*** GIVEN INFORMATION
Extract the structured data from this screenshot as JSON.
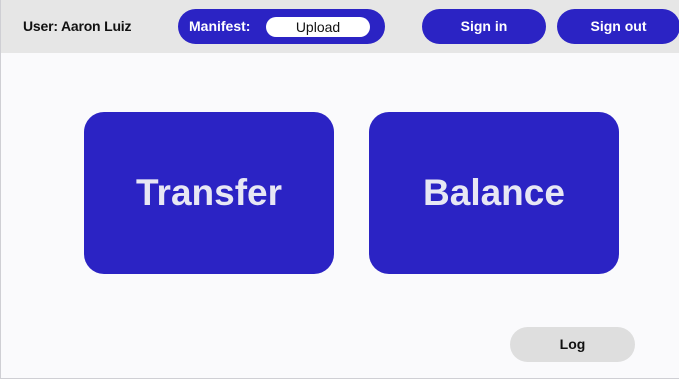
{
  "header": {
    "user_label": "User: Aaron Luiz",
    "manifest": {
      "label": "Manifest:",
      "upload_label": "Upload"
    },
    "sign_in_label": "Sign in",
    "sign_out_label": "Sign out"
  },
  "main": {
    "transfer_label": "Transfer",
    "balance_label": "Balance"
  },
  "footer": {
    "log_label": "Log"
  },
  "colors": {
    "accent": "#2b23c4",
    "topbar_background": "#e6e6e6",
    "page_background": "#fafafc",
    "log_button_background": "#dedede"
  }
}
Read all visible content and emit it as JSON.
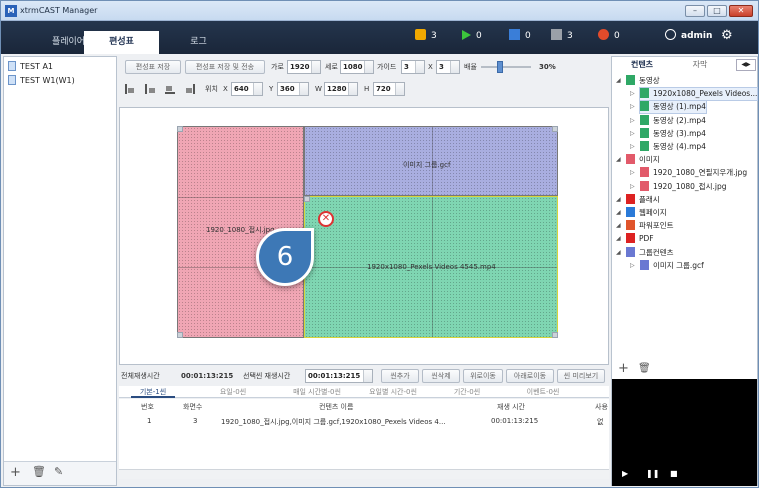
{
  "window": {
    "title": "xtrmCAST Manager",
    "logo": "M",
    "minimize": "–",
    "maximize": "□",
    "close": "✕"
  },
  "topbar": {
    "tabs": [
      {
        "label": "플레이어"
      },
      {
        "label": "편성표"
      },
      {
        "label": "로그"
      }
    ],
    "stats": [
      {
        "icon": "alert-icon",
        "value": "3",
        "color": "#f0a800"
      },
      {
        "icon": "play-icon",
        "value": "0",
        "color": "#3cc43c"
      },
      {
        "icon": "monitor-blue-icon",
        "value": "0",
        "color": "#3a7ed8"
      },
      {
        "icon": "monitor-gray-icon",
        "value": "3",
        "color": "#9aa0a8"
      },
      {
        "icon": "error-icon",
        "value": "0",
        "color": "#e24b2b"
      }
    ],
    "user": "admin",
    "user_icon": "account-icon",
    "settings_icon": "gear-icon"
  },
  "left": {
    "items": [
      {
        "label": "TEST A1"
      },
      {
        "label": "TEST W1(W1)"
      }
    ],
    "footer": {
      "add": "+",
      "delete": "🗑",
      "edit": "✎"
    }
  },
  "toolbar": {
    "save": "편성표 저장",
    "save_send": "편성표 저장 및 전송",
    "width_label": "가로",
    "width": "1920",
    "height_label": "세로",
    "height": "1080",
    "guide_label": "가이드",
    "guide_x": "3",
    "x_sep": "X",
    "guide_y": "3",
    "zoom_label": "배율",
    "zoom": "30%",
    "pos_label": "위치",
    "x_label": "X",
    "x": "640",
    "y_label": "Y",
    "y": "360",
    "w_label": "W",
    "w": "1280",
    "h_label": "H",
    "h": "720"
  },
  "canvas": {
    "zones": [
      {
        "label": "이미지 그룹.gcf"
      },
      {
        "label": "1920_1080_접시.jpg"
      },
      {
        "label": "1920x1080_Pexels Videos 4545.mp4"
      }
    ],
    "step": "6",
    "delete": "✕"
  },
  "playbar": {
    "total_label": "전체재생시간",
    "total": "00:01:13:215",
    "selected_label": "선택씬 재생시간",
    "selected": "00:01:13:215",
    "buttons": [
      "씬추가",
      "씬삭제",
      "위로이동",
      "아래로이동",
      "씬 미리보기"
    ]
  },
  "schedule_tabs": [
    "기본-1씬",
    "요일-0씬",
    "매일 시간별-0씬",
    "요일별 시간-0씬",
    "기간-0씬",
    "이벤트-0씬"
  ],
  "grid": {
    "headers": [
      "번호",
      "화면수",
      "컨텐츠 이름",
      "재생 시간",
      "사용"
    ],
    "rows": [
      {
        "no": "1",
        "screens": "3",
        "content": "1920_1080_접시.jpg,이미지 그룹.gcf,1920x1080_Pexels Videos 4...",
        "time": "00:01:13:215",
        "use": "없"
      }
    ]
  },
  "right": {
    "tabs": [
      "컨텐츠",
      "자막"
    ],
    "tree": [
      {
        "label": "동영상",
        "level": 0,
        "icon": "video-folder-icon"
      },
      {
        "label": "1920x1080_Pexels Videos...",
        "level": 1,
        "icon": "video-file-icon"
      },
      {
        "label": "동영상 (1).mp4",
        "level": 1,
        "icon": "video-file-icon"
      },
      {
        "label": "동영상 (2).mp4",
        "level": 1,
        "icon": "video-file-icon"
      },
      {
        "label": "동영상 (3).mp4",
        "level": 1,
        "icon": "video-file-icon"
      },
      {
        "label": "동영상 (4).mp4",
        "level": 1,
        "icon": "video-file-icon"
      },
      {
        "label": "이미지",
        "level": 0,
        "icon": "image-folder-icon"
      },
      {
        "label": "1920_1080_연필지우개.jpg",
        "level": 1,
        "icon": "image-file-icon"
      },
      {
        "label": "1920_1080_접시.jpg",
        "level": 1,
        "icon": "image-file-icon"
      },
      {
        "label": "플래시",
        "level": 0,
        "icon": "flash-icon"
      },
      {
        "label": "웹페이지",
        "level": 0,
        "icon": "web-icon"
      },
      {
        "label": "파워포인트",
        "level": 0,
        "icon": "powerpoint-icon"
      },
      {
        "label": "PDF",
        "level": 0,
        "icon": "pdf-icon"
      },
      {
        "label": "그룹컨텐츠",
        "level": 0,
        "icon": "group-folder-icon"
      },
      {
        "label": "이미지 그룹.gcf",
        "level": 1,
        "icon": "group-file-icon"
      }
    ],
    "footer": {
      "add": "+",
      "delete": "🗑"
    },
    "preview": {
      "play": "▶",
      "pause": "❚❚",
      "stop": "■"
    }
  }
}
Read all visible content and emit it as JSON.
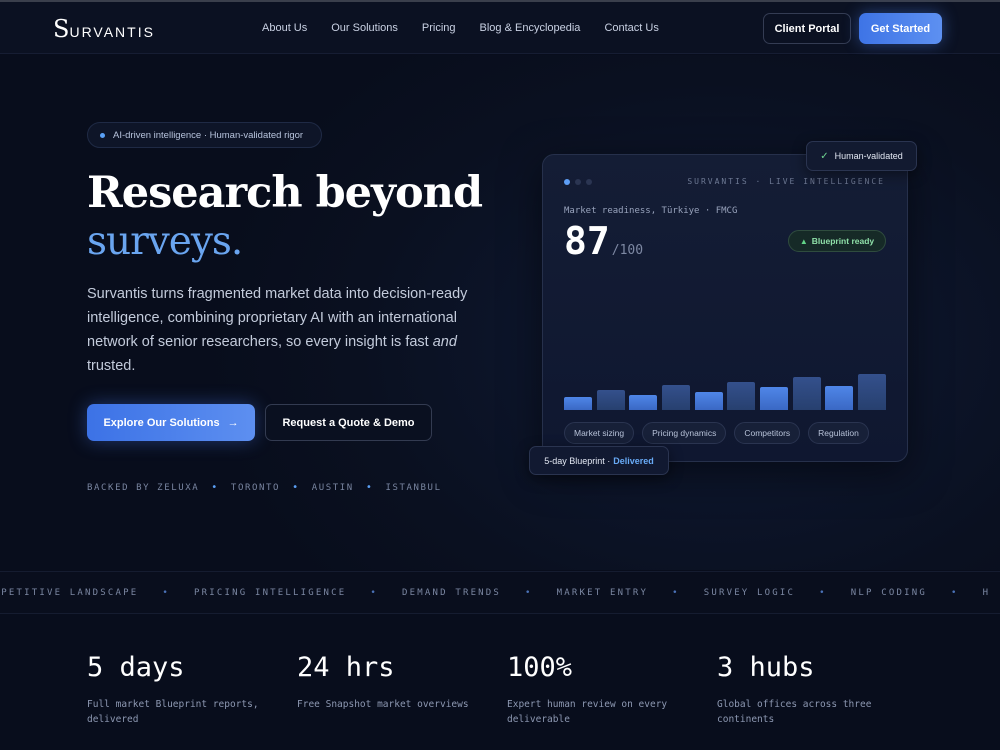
******
> WHAT TO PRODUCE:
Set down all the data again exactly as above, pictures excluded.

> SOLUTION BELOW:
Extract the structured data from this screenshot as JSON.
{
  "header": {
    "user_label": "User: Aaron Luiz",
    "manifest": {
      "label": "Manifest:",
      "upload_label": "Upload"
    },
    "sign_in_label": "Sign in",
    "sign_out_label": "Sign out"
  },
  "main": {
    "transfer_label": "Transfer",
    "balance_label": "Balance"
  },
  "footer": {
    "log_label": "Log"
  },
  "colors": {
    "accent": "#2b23c4",
    "topbar_background": "#e6e6e6",
    "page_background": "#fafafc",
    "log_button_background": "#dedede"
  }
}
Read all visible content and emit it as JSON.
{
  "window": {
    "title": "xtrmCAST Manager",
    "logo": "M",
    "minimize": "–",
    "maximize": "□",
    "close": "✕"
  },
  "topbar": {
    "tabs": [
      {
        "label": "플레이어"
      },
      {
        "label": "편성표"
      },
      {
        "label": "로그"
      }
    ],
    "stats": [
      {
        "icon": "alert-icon",
        "value": "3",
        "color": "#f0a800"
      },
      {
        "icon": "play-icon",
        "value": "0",
        "color": "#3cc43c"
      },
      {
        "icon": "monitor-blue-icon",
        "value": "0",
        "color": "#3a7ed8"
      },
      {
        "icon": "monitor-gray-icon",
        "value": "3",
        "color": "#9aa0a8"
      },
      {
        "icon": "error-icon",
        "value": "0",
        "color": "#e24b2b"
      }
    ],
    "user": "admin",
    "user_icon": "account-icon",
    "settings_icon": "gear-icon"
  },
  "left": {
    "items": [
      {
        "label": "TEST A1"
      },
      {
        "label": "TEST W1(W1)"
      }
    ],
    "footer": {
      "add": "+",
      "delete": "🗑",
      "edit": "✎"
    }
  },
  "toolbar": {
    "save": "편성표 저장",
    "save_send": "편성표 저장 및 전송",
    "width_label": "가로",
    "width": "1920",
    "height_label": "세로",
    "height": "1080",
    "guide_label": "가이드",
    "guide_x": "3",
    "x_sep": "X",
    "guide_y": "3",
    "zoom_label": "배율",
    "zoom": "30%",
    "pos_label": "위치",
    "x_label": "X",
    "x": "640",
    "y_label": "Y",
    "y": "360",
    "w_label": "W",
    "w": "1280",
    "h_label": "H",
    "h": "720"
  },
  "canvas": {
    "zones": [
      {
        "label": "이미지 그룹.gcf"
      },
      {
        "label": "1920_1080_접시.jpg"
      },
      {
        "label": "1920x1080_Pexels Videos 4545.mp4"
      }
    ],
    "step": "6",
    "delete": "✕"
  },
  "playbar": {
    "total_label": "전체재생시간",
    "total": "00:01:13:215",
    "selected_label": "선택씬 재생시간",
    "selected": "00:01:13:215",
    "buttons": [
      "씬추가",
      "씬삭제",
      "위로이동",
      "아래로이동",
      "씬 미리보기"
    ]
  },
  "schedule_tabs": [
    "기본-1씬",
    "요일-0씬",
    "매일 시간별-0씬",
    "요일별 시간-0씬",
    "기간-0씬",
    "이벤트-0씬"
  ],
  "grid": {
    "headers": [
      "번호",
      "화면수",
      "컨텐츠 이름",
      "재생 시간",
      "사용"
    ],
    "rows": [
      {
        "no": "1",
        "screens": "3",
        "content": "1920_1080_접시.jpg,이미지 그룹.gcf,1920x1080_Pexels Videos 4...",
        "time": "00:01:13:215",
        "use": "없"
      }
    ]
  },
  "right": {
    "tabs": [
      "컨텐츠",
      "자막"
    ],
    "tree": [
      {
        "label": "동영상",
        "level": 0,
        "icon": "video-folder-icon"
      },
      {
        "label": "1920x1080_Pexels Videos...",
        "level": 1,
        "icon": "video-file-icon"
      },
      {
        "label": "동영상 (1).mp4",
        "level": 1,
        "icon": "video-file-icon"
      },
      {
        "label": "동영상 (2).mp4",
        "level": 1,
        "icon": "video-file-icon"
      },
      {
        "label": "동영상 (3).mp4",
        "level": 1,
        "icon": "video-file-icon"
      },
      {
        "label": "동영상 (4).mp4",
        "level": 1,
        "icon": "video-file-icon"
      },
      {
        "label": "이미지",
        "level": 0,
        "icon": "image-folder-icon"
      },
      {
        "label": "1920_1080_연필지우개.jpg",
        "level": 1,
        "icon": "image-file-icon"
      },
      {
        "label": "1920_1080_접시.jpg",
        "level": 1,
        "icon": "image-file-icon"
      },
      {
        "label": "플래시",
        "level": 0,
        "icon": "flash-icon"
      },
      {
        "label": "웹페이지",
        "level": 0,
        "icon": "web-icon"
      },
      {
        "label": "파워포인트",
        "level": 0,
        "icon": "powerpoint-icon"
      },
      {
        "label": "PDF",
        "level": 0,
        "icon": "pdf-icon"
      },
      {
        "label": "그룹컨텐츠",
        "level": 0,
        "icon": "group-folder-icon"
      },
      {
        "label": "이미지 그룹.gcf",
        "level": 1,
        "icon": "group-file-icon"
      }
    ],
    "footer": {
      "add": "+",
      "delete": "🗑"
    },
    "preview": {
      "play": "▶",
      "pause": "❚❚",
      "stop": "■"
    }
  }
}
Read all visible content and emit it as JSON.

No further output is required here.